* TASK OBJECTIVE
Transcribe the records below in full; pictures stay out of the copy.

* MATERIAL
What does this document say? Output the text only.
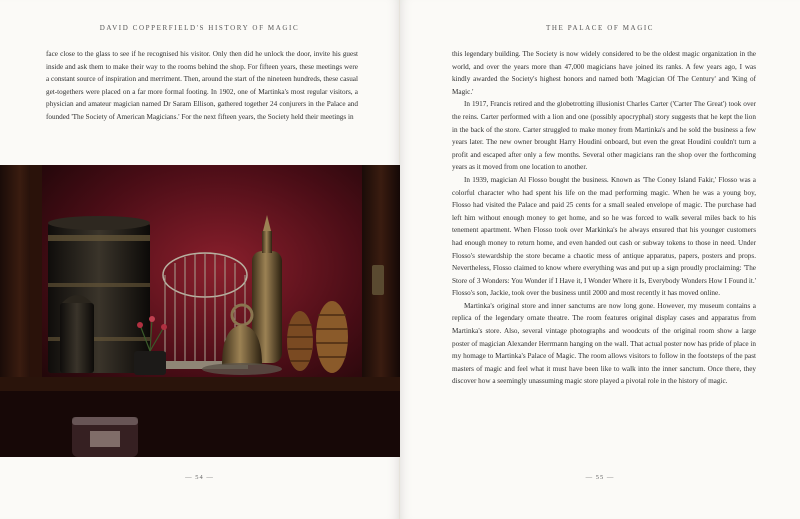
DAVID COPPERFIELD'S HISTORY OF MAGIC

face close to the glass to see if he recognised his visitor. Only then did he unlock the door, invite his guest inside and ask them to make their way to the rooms behind the shop. For fifteen years, these meetings were a constant source of inspiration and merriment. Then, around the start of the nineteen hundreds, these casual get-togethers were placed on a far more formal footing. In 1902, one of Martinka's most regular visitors, a physician and amateur magician named Dr Saram Ellison, gathered together 24 conjurers in the Palace and founded 'The Society of American Magicians.' For the next fifteen years, the Society held their meetings in

— 54 —
THE PALACE OF MAGIC

this legendary building. The Society is now widely considered to be the oldest magic organization in the world, and over the years more than 47,000 magicians have joined its ranks. A few years ago, I was kindly awarded the Society's highest honors and named both 'Magician Of The Century' and 'King of Magic.'

In 1917, Francis retired and the globetrotting illusionist Charles Carter ('Carter The Great') took over the reins. Carter performed with a lion and one (possibly apocryphal) story suggests that he kept the lion in the back of the store. Carter struggled to make money from Martinka's and he sold the business a few years later. The new owner brought Harry Houdini onboard, but even the great Houdini couldn't turn a profit and escaped after only a few months. Several other magicians ran the shop over the forthcoming years as it moved from one location to another.

In 1939, magician Al Flosso bought the business. Known as 'The Coney Island Fakir,' Flosso was a colorful character who had spent his life on the mad performing magic. When he was a young boy, Flosso had visited the Palace and paid 25 cents for a small sealed envelope of magic. The purchase had left him without enough money to get home, and so he was forced to walk several miles back to his tenement apartment. When Flosso took over Markinka's he always ensured that his younger customers had enough money to return home, and even handed out cash or subway tokens to those in need. Under Flosso's stewardship the store became a chaotic mess of antique apparatus, papers, posters and props. Nevertheless, Flosso claimed to know where everything was and put up a sign proudly proclaiming: 'The Store of 3 Wonders: You Wonder if I Have it, I Wonder Where it Is, Everybody Wonders How I Found it.' Flosso's son, Jackie, took over the business until 2000 and most recently it has moved online.

Martinka's original store and inner sanctums are now long gone. However, my museum contains a replica of the legendary ornate theatre. The room features original display cases and apparatus from Martinka's store. Also, several vintage photographs and woodcuts of the original room show a large poster of magician Alexander Herrmann hanging on the wall. That actual poster now has pride of place in my homage to Martinka's Palace of Magic. The room allows visitors to follow in the footsteps of the past masters of magic and feel what it must have been like to walk into the inner sanctum. Once there, they discover how a seemingly unassuming magic store played a pivotal role in the history of magic.

— 55 —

* TASK SOLUTION
What does this document say? Output the text only.
DAVID COPPERFIELD'S HISTORY OF MAGIC

face close to the glass to see if he recognised his visitor. Only then did he unlock the door, invite his guest inside and ask them to make their way to the rooms behind the shop. For fifteen years, these meetings were a constant source of inspiration and merriment. Then, around the start of the nineteen hundreds, these casual get-togethers were placed on a far more formal footing. In 1902, one of Martinka's most regular visitors, a physician and amateur magician named Dr Saram Ellison, gathered together 24 conjurers in the Palace and founded 'The Society of American Magicians.' For the next fifteen years, the Society held their meetings in

— 54 —
THE PALACE OF MAGIC

this legendary building. The Society is now widely considered to be the oldest magic organization in the world, and over the years more than 47,000 magicians have joined its ranks. A few years ago, I was kindly awarded the Society's highest honors and named both 'Magician Of The Century' and 'King of Magic.'

In 1917, Francis retired and the globetrotting illusionist Charles Carter ('Carter The Great') took over the reins. Carter performed with a lion and one (possibly apocryphal) story suggests that he kept the lion in the back of the store. Carter struggled to make money from Martinka's and he sold the business a few years later. The new owner brought Harry Houdini onboard, but even the great Houdini couldn't turn a profit and escaped after only a few months. Several other magicians ran the shop over the forthcoming years as it moved from one location to another.

In 1939, magician Al Flosso bought the business. Known as 'The Coney Island Fakir,' Flosso was a colorful character who had spent his life on the mad performing magic. When he was a young boy, Flosso had visited the Palace and paid 25 cents for a small sealed envelope of magic. The purchase had left him without enough money to get home, and so he was forced to walk several miles back to his tenement apartment. When Flosso took over Markinka's he always ensured that his younger customers had enough money to return home, and even handed out cash or subway tokens to those in need. Under Flosso's stewardship the store became a chaotic mess of antique apparatus, papers, posters and props. Nevertheless, Flosso claimed to know where everything was and put up a sign proudly proclaiming: 'The Store of 3 Wonders: You Wonder if I Have it, I Wonder Where it Is, Everybody Wonders How I Found it.' Flosso's son, Jackie, took over the business until 2000 and most recently it has moved online.

Martinka's original store and inner sanctums are now long gone. However, my museum contains a replica of the legendary ornate theatre. The room features original display cases and apparatus from Martinka's store. Also, several vintage photographs and woodcuts of the original room show a large poster of magician Alexander Herrmann hanging on the wall. That actual poster now has pride of place in my homage to Martinka's Palace of Magic. The room allows visitors to follow in the footsteps of the past masters of magic and feel what it must have been like to walk into the inner sanctum. Once there, they discover how a seemingly unassuming magic store played a pivotal role in the history of magic.

— 55 —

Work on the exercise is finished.